Aim:
Turn the records below into a JSON list of strings, one string per line and with blank lines dropped, beginning at the first line and ending with the line that contains "x-tick-label: 15 xyxy=(386,399,406,418)".

── Stored rows ──

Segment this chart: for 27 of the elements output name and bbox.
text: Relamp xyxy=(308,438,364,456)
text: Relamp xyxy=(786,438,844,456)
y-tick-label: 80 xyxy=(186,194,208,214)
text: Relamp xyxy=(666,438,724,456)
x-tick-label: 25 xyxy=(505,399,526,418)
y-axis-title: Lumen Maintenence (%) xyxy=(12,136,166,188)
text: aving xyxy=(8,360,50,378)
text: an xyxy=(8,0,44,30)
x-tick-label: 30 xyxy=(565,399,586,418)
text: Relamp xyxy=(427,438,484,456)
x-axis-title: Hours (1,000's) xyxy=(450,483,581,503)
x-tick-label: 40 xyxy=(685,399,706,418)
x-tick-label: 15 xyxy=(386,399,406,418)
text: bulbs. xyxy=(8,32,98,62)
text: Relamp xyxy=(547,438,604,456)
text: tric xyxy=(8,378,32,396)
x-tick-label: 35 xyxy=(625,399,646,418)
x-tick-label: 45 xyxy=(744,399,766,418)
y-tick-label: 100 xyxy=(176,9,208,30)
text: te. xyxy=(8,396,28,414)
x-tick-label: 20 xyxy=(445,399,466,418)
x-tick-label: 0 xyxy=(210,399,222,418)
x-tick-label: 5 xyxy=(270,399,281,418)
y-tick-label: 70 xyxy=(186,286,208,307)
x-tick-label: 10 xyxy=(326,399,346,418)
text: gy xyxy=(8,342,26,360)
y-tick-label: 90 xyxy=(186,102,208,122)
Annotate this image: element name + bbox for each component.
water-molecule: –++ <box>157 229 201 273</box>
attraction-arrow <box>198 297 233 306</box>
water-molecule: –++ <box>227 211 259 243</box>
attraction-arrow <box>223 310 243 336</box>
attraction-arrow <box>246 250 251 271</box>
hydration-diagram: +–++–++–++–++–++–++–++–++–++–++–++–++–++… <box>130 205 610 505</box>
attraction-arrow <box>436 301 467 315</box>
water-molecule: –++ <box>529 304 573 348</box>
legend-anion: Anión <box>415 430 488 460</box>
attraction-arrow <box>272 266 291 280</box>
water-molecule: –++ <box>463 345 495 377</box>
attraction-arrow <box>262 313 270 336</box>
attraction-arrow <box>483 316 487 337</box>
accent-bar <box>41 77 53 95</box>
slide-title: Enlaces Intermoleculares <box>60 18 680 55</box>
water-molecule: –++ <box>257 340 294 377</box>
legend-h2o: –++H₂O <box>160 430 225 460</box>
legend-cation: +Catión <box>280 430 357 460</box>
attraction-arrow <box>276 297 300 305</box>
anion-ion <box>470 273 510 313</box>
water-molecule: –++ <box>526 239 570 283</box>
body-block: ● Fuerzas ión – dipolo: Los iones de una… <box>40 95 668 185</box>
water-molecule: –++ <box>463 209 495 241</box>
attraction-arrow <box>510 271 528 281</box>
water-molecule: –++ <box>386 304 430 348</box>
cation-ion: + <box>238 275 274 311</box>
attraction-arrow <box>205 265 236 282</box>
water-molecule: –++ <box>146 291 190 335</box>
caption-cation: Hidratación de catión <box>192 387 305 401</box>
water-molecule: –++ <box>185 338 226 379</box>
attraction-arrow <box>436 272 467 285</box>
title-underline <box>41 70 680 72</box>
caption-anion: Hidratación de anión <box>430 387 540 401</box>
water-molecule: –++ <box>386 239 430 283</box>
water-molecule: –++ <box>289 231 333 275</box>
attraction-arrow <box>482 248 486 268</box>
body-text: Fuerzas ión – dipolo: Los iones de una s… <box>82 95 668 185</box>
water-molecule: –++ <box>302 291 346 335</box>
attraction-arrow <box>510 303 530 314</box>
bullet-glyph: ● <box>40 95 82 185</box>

───

Solution to this problem:
[
  "Segment this chart: for 27 of the elements output name and bbox.",
  "text: Relamp xyxy=(308,438,364,456)",
  "text: Relamp xyxy=(786,438,844,456)",
  "y-tick-label: 80 xyxy=(186,194,208,214)",
  "text: Relamp xyxy=(666,438,724,456)",
  "x-tick-label: 25 xyxy=(505,399,526,418)",
  "y-axis-title: Lumen Maintenence (%) xyxy=(12,136,166,188)",
  "text: aving xyxy=(8,360,50,378)",
  "text: an xyxy=(8,0,44,30)",
  "x-tick-label: 30 xyxy=(565,399,586,418)",
  "text: Relamp xyxy=(427,438,484,456)",
  "x-axis-title: Hours (1,000's) xyxy=(450,483,581,503)",
  "x-tick-label: 40 xyxy=(685,399,706,418)",
  "x-tick-label: 15 xyxy=(386,399,406,418)"
]